Dataset records:
Begin
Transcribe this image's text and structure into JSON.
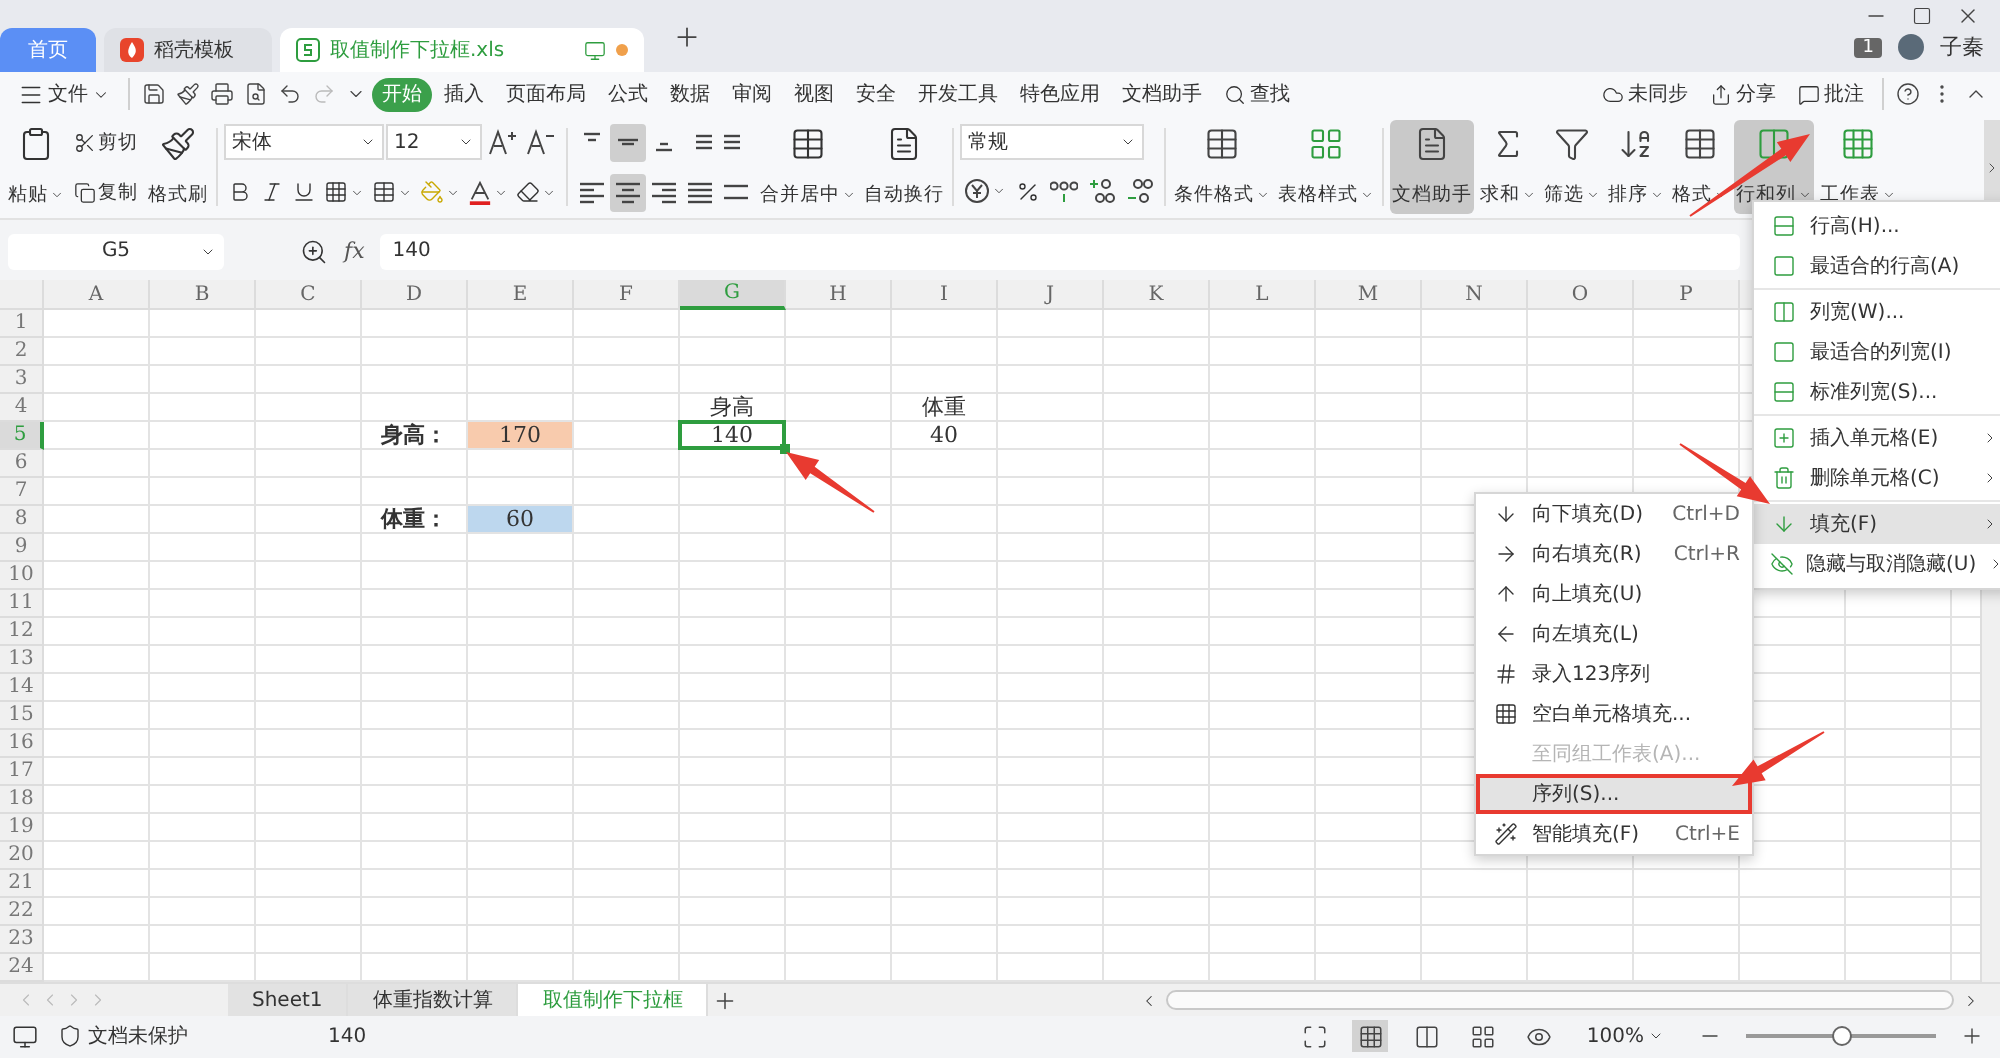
{
  "tabs": [
    {
      "label": "首页",
      "kind": "home",
      "selected": false
    },
    {
      "label": "稻壳模板",
      "kind": "docer",
      "selected": false
    },
    {
      "label": "取值制作下拉框.xls",
      "kind": "file",
      "selected": true,
      "unsaved": true
    }
  ],
  "account": {
    "badge": "1",
    "name": "子秦"
  },
  "menu_bar": {
    "file": "文件",
    "tabs": [
      {
        "label": "开始",
        "selected": true
      },
      {
        "label": "插入",
        "selected": false
      },
      {
        "label": "页面布局",
        "selected": false
      },
      {
        "label": "公式",
        "selected": false
      },
      {
        "label": "数据",
        "selected": false
      },
      {
        "label": "审阅",
        "selected": false
      },
      {
        "label": "视图",
        "selected": false
      },
      {
        "label": "安全",
        "selected": false
      },
      {
        "label": "开发工具",
        "selected": false
      },
      {
        "label": "特色应用",
        "selected": false
      },
      {
        "label": "文档助手",
        "selected": false
      }
    ],
    "search": "查找",
    "actions": [
      {
        "label": "未同步",
        "kind": "sync"
      },
      {
        "label": "分享",
        "kind": "share"
      },
      {
        "label": "批注",
        "kind": "comment"
      }
    ]
  },
  "ribbon": {
    "paste": "粘贴",
    "cut": "剪切",
    "copy": "复制",
    "format_painter": "格式刷",
    "font": "宋体",
    "font_size": "12",
    "alignment": [
      {
        "kind": "top",
        "pressed": false
      },
      {
        "kind": "middle",
        "pressed": true
      },
      {
        "kind": "bottom",
        "pressed": false
      },
      {
        "kind": "outdent",
        "pressed": false
      },
      {
        "kind": "indent",
        "pressed": false
      },
      {
        "kind": "left",
        "pressed": false
      },
      {
        "kind": "center",
        "pressed": true
      },
      {
        "kind": "right",
        "pressed": false
      },
      {
        "kind": "justify",
        "pressed": false
      },
      {
        "kind": "distribute",
        "pressed": false
      }
    ],
    "merge": "合并居中",
    "wrap": "自动换行",
    "number_format": "常规",
    "tools": [
      {
        "label": "条件格式",
        "kind": "conditional",
        "pressed": false
      },
      {
        "label": "表格样式",
        "kind": "table_style",
        "pressed": false
      },
      {
        "label": "文档助手",
        "kind": "assistant",
        "pressed": true
      },
      {
        "label": "求和",
        "kind": "sum",
        "pressed": false
      },
      {
        "label": "筛选",
        "kind": "filter",
        "pressed": false
      },
      {
        "label": "排序",
        "kind": "sort",
        "pressed": false
      },
      {
        "label": "格式",
        "kind": "format",
        "pressed": false
      },
      {
        "label": "行和列",
        "kind": "rows_cols",
        "pressed": true
      },
      {
        "label": "工作表",
        "kind": "sheet",
        "pressed": false
      }
    ]
  },
  "formula_bar": {
    "cell": "G5",
    "fx": "fx",
    "value": "140"
  },
  "sheet": {
    "columns": [
      "A",
      "B",
      "C",
      "D",
      "E",
      "F",
      "G",
      "H",
      "I",
      "J",
      "K",
      "L",
      "M",
      "N",
      "O",
      "P"
    ],
    "rows": [
      {
        "number": "1"
      },
      {
        "number": "2"
      },
      {
        "number": "3"
      },
      {
        "number": "4",
        "cells": [
          null,
          null,
          null,
          null,
          null,
          null,
          {
            "text": "身高",
            "bold": false,
            "selected": false
          },
          null,
          {
            "text": "体重",
            "bold": false,
            "selected": false
          }
        ]
      },
      {
        "number": "5",
        "cells": [
          null,
          null,
          null,
          {
            "text": "身高：",
            "bold": true,
            "selected": false
          },
          {
            "text": "170",
            "bold": false,
            "selected": false,
            "color": "#f8cbad"
          },
          null,
          {
            "text": "140",
            "bold": false,
            "selected": true
          },
          null,
          {
            "text": "40",
            "bold": false,
            "selected": false
          }
        ]
      },
      {
        "number": "6"
      },
      {
        "number": "7"
      },
      {
        "number": "8",
        "cells": [
          null,
          null,
          null,
          {
            "text": "体重：",
            "bold": true,
            "selected": false
          },
          {
            "text": "60",
            "bold": false,
            "selected": false,
            "color": "#bdd7ee"
          }
        ]
      },
      {
        "number": "9"
      },
      {
        "number": "10"
      },
      {
        "number": "11"
      },
      {
        "number": "12"
      },
      {
        "number": "13"
      },
      {
        "number": "14"
      },
      {
        "number": "15"
      },
      {
        "number": "16"
      },
      {
        "number": "17"
      },
      {
        "number": "18"
      },
      {
        "number": "19"
      },
      {
        "number": "20"
      },
      {
        "number": "21"
      },
      {
        "number": "22"
      },
      {
        "number": "23"
      },
      {
        "number": "24"
      }
    ]
  },
  "context_menu": {
    "groups": [
      [
        {
          "label": "行高(H)...",
          "kind": "row_height",
          "submenu": false,
          "highlighted": false
        },
        {
          "label": "最适合的行高(A)",
          "kind": "fit",
          "submenu": false,
          "highlighted": false
        }
      ],
      [
        {
          "label": "列宽(W)...",
          "kind": "col_width",
          "submenu": false,
          "highlighted": false
        },
        {
          "label": "最适合的列宽(I)",
          "kind": "fit",
          "submenu": false,
          "highlighted": false
        },
        {
          "label": "标准列宽(S)...",
          "kind": "std_width",
          "submenu": false,
          "highlighted": false
        }
      ],
      [
        {
          "label": "插入单元格(E)",
          "kind": "insert",
          "submenu": true,
          "highlighted": false
        },
        {
          "label": "删除单元格(C)",
          "kind": "delete",
          "submenu": true,
          "highlighted": false
        }
      ],
      [
        {
          "label": "填充(F)",
          "kind": "fill_down",
          "submenu": true,
          "highlighted": true
        },
        {
          "label": "隐藏与取消隐藏(U)",
          "kind": "hide",
          "submenu": true,
          "highlighted": false
        }
      ]
    ]
  },
  "fill_submenu": {
    "items": [
      {
        "label": "向下填充(D)",
        "shortcut": "Ctrl+D",
        "kind": "fill_down",
        "disabled": false,
        "selected": false
      },
      {
        "label": "向右填充(R)",
        "shortcut": "Ctrl+R",
        "kind": "fill_right",
        "disabled": false,
        "selected": false
      },
      {
        "label": "向上填充(U)",
        "kind": "fill_up",
        "disabled": false,
        "selected": false
      },
      {
        "label": "向左填充(L)",
        "kind": "fill_left",
        "disabled": false,
        "selected": false
      },
      {
        "label": "录入123序列",
        "kind": "sequence",
        "disabled": false,
        "selected": false
      },
      {
        "label": "空白单元格填充...",
        "kind": "blank",
        "disabled": false,
        "selected": false
      },
      {
        "label": "至同组工作表(A)...",
        "kind": "none",
        "disabled": true,
        "selected": false
      },
      {
        "label": "序列(S)...",
        "kind": "none",
        "disabled": false,
        "selected": true
      },
      {
        "label": "智能填充(F)",
        "shortcut": "Ctrl+E",
        "kind": "smart",
        "disabled": false,
        "selected": false
      }
    ]
  },
  "annotations": [
    {
      "kind": "arrow"
    },
    {
      "kind": "arrow"
    },
    {
      "kind": "arrow"
    },
    {
      "kind": "arrow"
    }
  ],
  "sheet_tabs": [
    {
      "label": "Sheet1",
      "selected": false
    },
    {
      "label": "体重指数计算",
      "selected": false
    },
    {
      "label": "取值制作下拉框",
      "selected": true
    }
  ],
  "status_bar": {
    "protection": "文档未保护",
    "value": "140",
    "views": [
      {
        "kind": "fullscreen",
        "selected": false
      },
      {
        "kind": "normal",
        "selected": true
      },
      {
        "kind": "page",
        "selected": false
      },
      {
        "kind": "layout",
        "selected": false
      },
      {
        "kind": "reading",
        "selected": false
      }
    ],
    "zoom": "100%",
    "level": 0.5
  }
}
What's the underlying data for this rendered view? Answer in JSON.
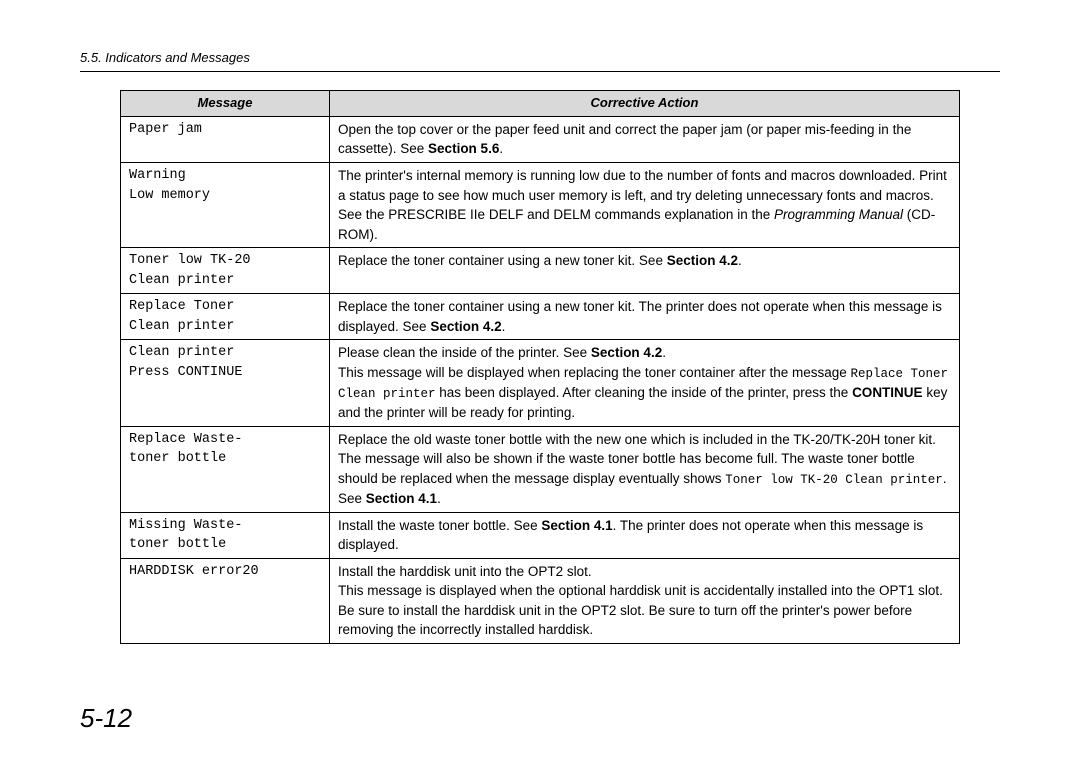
End
Do this: Print all of the entries word for word. Skip any images they contain.

Answer:
Transcribe this image's text and structure into JSON.
{
  "tabs": [
    {
      "label": "首页",
      "kind": "home",
      "selected": false
    },
    {
      "label": "稻壳模板",
      "kind": "docer",
      "selected": false
    },
    {
      "label": "取值制作下拉框.xls",
      "kind": "file",
      "selected": true,
      "unsaved": true
    }
  ],
  "account": {
    "badge": "1",
    "name": "子秦"
  },
  "menu_bar": {
    "file": "文件",
    "tabs": [
      {
        "label": "开始",
        "selected": true
      },
      {
        "label": "插入",
        "selected": false
      },
      {
        "label": "页面布局",
        "selected": false
      },
      {
        "label": "公式",
        "selected": false
      },
      {
        "label": "数据",
        "selected": false
      },
      {
        "label": "审阅",
        "selected": false
      },
      {
        "label": "视图",
        "selected": false
      },
      {
        "label": "安全",
        "selected": false
      },
      {
        "label": "开发工具",
        "selected": false
      },
      {
        "label": "特色应用",
        "selected": false
      },
      {
        "label": "文档助手",
        "selected": false
      }
    ],
    "search": "查找",
    "actions": [
      {
        "label": "未同步",
        "kind": "sync"
      },
      {
        "label": "分享",
        "kind": "share"
      },
      {
        "label": "批注",
        "kind": "comment"
      }
    ]
  },
  "ribbon": {
    "paste": "粘贴",
    "cut": "剪切",
    "copy": "复制",
    "format_painter": "格式刷",
    "font": "宋体",
    "font_size": "12",
    "alignment": [
      {
        "kind": "top",
        "pressed": false
      },
      {
        "kind": "middle",
        "pressed": true
      },
      {
        "kind": "bottom",
        "pressed": false
      },
      {
        "kind": "outdent",
        "pressed": false
      },
      {
        "kind": "indent",
        "pressed": false
      },
      {
        "kind": "left",
        "pressed": false
      },
      {
        "kind": "center",
        "pressed": true
      },
      {
        "kind": "right",
        "pressed": false
      },
      {
        "kind": "justify",
        "pressed": false
      },
      {
        "kind": "distribute",
        "pressed": false
      }
    ],
    "merge": "合并居中",
    "wrap": "自动换行",
    "number_format": "常规",
    "tools": [
      {
        "label": "条件格式",
        "kind": "conditional",
        "pressed": false
      },
      {
        "label": "表格样式",
        "kind": "table_style",
        "pressed": false
      },
      {
        "label": "文档助手",
        "kind": "assistant",
        "pressed": true
      },
      {
        "label": "求和",
        "kind": "sum",
        "pressed": false
      },
      {
        "label": "筛选",
        "kind": "filter",
        "pressed": false
      },
      {
        "label": "排序",
        "kind": "sort",
        "pressed": false
      },
      {
        "label": "格式",
        "kind": "format",
        "pressed": false
      },
      {
        "label": "行和列",
        "kind": "rows_cols",
        "pressed": true
      },
      {
        "label": "工作表",
        "kind": "sheet",
        "pressed": false
      }
    ]
  },
  "formula_bar": {
    "cell": "G5",
    "fx": "fx",
    "value": "140"
  },
  "sheet": {
    "columns": [
      "A",
      "B",
      "C",
      "D",
      "E",
      "F",
      "G",
      "H",
      "I",
      "J",
      "K",
      "L",
      "M",
      "N",
      "O",
      "P"
    ],
    "rows": [
      {
        "number": "1"
      },
      {
        "number": "2"
      },
      {
        "number": "3"
      },
      {
        "number": "4",
        "cells": [
          null,
          null,
          null,
          null,
          null,
          null,
          {
            "text": "身高",
            "bold": false,
            "selected": false
          },
          null,
          {
            "text": "体重",
            "bold": false,
            "selected": false
          }
        ]
      },
      {
        "number": "5",
        "cells": [
          null,
          null,
          null,
          {
            "text": "身高：",
            "bold": true,
            "selected": false
          },
          {
            "text": "170",
            "bold": false,
            "selected": false,
            "color": "#f8cbad"
          },
          null,
          {
            "text": "140",
            "bold": false,
            "selected": true
          },
          null,
          {
            "text": "40",
            "bold": false,
            "selected": false
          }
        ]
      },
      {
        "number": "6"
      },
      {
        "number": "7"
      },
      {
        "number": "8",
        "cells": [
          null,
          null,
          null,
          {
            "text": "体重：",
            "bold": true,
            "selected": false
          },
          {
            "text": "60",
            "bold": false,
            "selected": false,
            "color": "#bdd7ee"
          }
        ]
      },
      {
        "number": "9"
      },
      {
        "number": "10"
      },
      {
        "number": "11"
      },
      {
        "number": "12"
      },
      {
        "number": "13"
      },
      {
        "number": "14"
      },
      {
        "number": "15"
      },
      {
        "number": "16"
      },
      {
        "number": "17"
      },
      {
        "number": "18"
      },
      {
        "number": "19"
      },
      {
        "number": "20"
      },
      {
        "number": "21"
      },
      {
        "number": "22"
      },
      {
        "number": "23"
      },
      {
        "number": "24"
      }
    ]
  },
  "context_menu": {
    "groups": [
      [
        {
          "label": "行高(H)...",
          "kind": "row_height",
          "submenu": false,
          "highlighted": false
        },
        {
          "label": "最适合的行高(A)",
          "kind": "fit",
          "submenu": false,
          "highlighted": false
        }
      ],
      [
        {
          "label": "列宽(W)...",
          "kind": "col_width",
          "submenu": false,
          "highlighted": false
        },
        {
          "label": "最适合的列宽(I)",
          "kind": "fit",
          "submenu": false,
          "highlighted": false
        },
        {
          "label": "标准列宽(S)...",
          "kind": "std_width",
          "submenu": false,
          "highlighted": false
        }
      ],
      [
        {
          "label": "插入单元格(E)",
          "kind": "insert",
          "submenu": true,
          "highlighted": false
        },
        {
          "label": "删除单元格(C)",
          "kind": "delete",
          "submenu": true,
          "highlighted": false
        }
      ],
      [
        {
          "label": "填充(F)",
          "kind": "fill_down",
          "submenu": true,
          "highlighted": true
        },
        {
          "label": "隐藏与取消隐藏(U)",
          "kind": "hide",
          "submenu": true,
          "highlighted": false
        }
      ]
    ]
  },
  "fill_submenu": {
    "items": [
      {
        "label": "向下填充(D)",
        "shortcut": "Ctrl+D",
        "kind": "fill_down",
        "disabled": false,
        "selected": false
      },
      {
        "label": "向右填充(R)",
        "shortcut": "Ctrl+R",
        "kind": "fill_right",
        "disabled": false,
        "selected": false
      },
      {
        "label": "向上填充(U)",
        "kind": "fill_up",
        "disabled": false,
        "selected": false
      },
      {
        "label": "向左填充(L)",
        "kind": "fill_left",
        "disabled": false,
        "selected": false
      },
      {
        "label": "录入123序列",
        "kind": "sequence",
        "disabled": false,
        "selected": false
      },
      {
        "label": "空白单元格填充...",
        "kind": "blank",
        "disabled": false,
        "selected": false
      },
      {
        "label": "至同组工作表(A)...",
        "kind": "none",
        "disabled": true,
        "selected": false
      },
      {
        "label": "序列(S)...",
        "kind": "none",
        "disabled": false,
        "selected": true
      },
      {
        "label": "智能填充(F)",
        "shortcut": "Ctrl+E",
        "kind": "smart",
        "disabled": false,
        "selected": false
      }
    ]
  },
  "annotations": [
    {
      "kind": "arrow"
    },
    {
      "kind": "arrow"
    },
    {
      "kind": "arrow"
    },
    {
      "kind": "arrow"
    }
  ],
  "sheet_tabs": [
    {
      "label": "Sheet1",
      "selected": false
    },
    {
      "label": "体重指数计算",
      "selected": false
    },
    {
      "label": "取值制作下拉框",
      "selected": true
    }
  ],
  "status_bar": {
    "protection": "文档未保护",
    "value": "140",
    "views": [
      {
        "kind": "fullscreen",
        "selected": false
      },
      {
        "kind": "normal",
        "selected": true
      },
      {
        "kind": "page",
        "selected": false
      },
      {
        "kind": "layout",
        "selected": false
      },
      {
        "kind": "reading",
        "selected": false
      }
    ],
    "zoom": "100%",
    "level": 0.5
  }
}
What's the underlying data for this rendered view? Answer in JSON.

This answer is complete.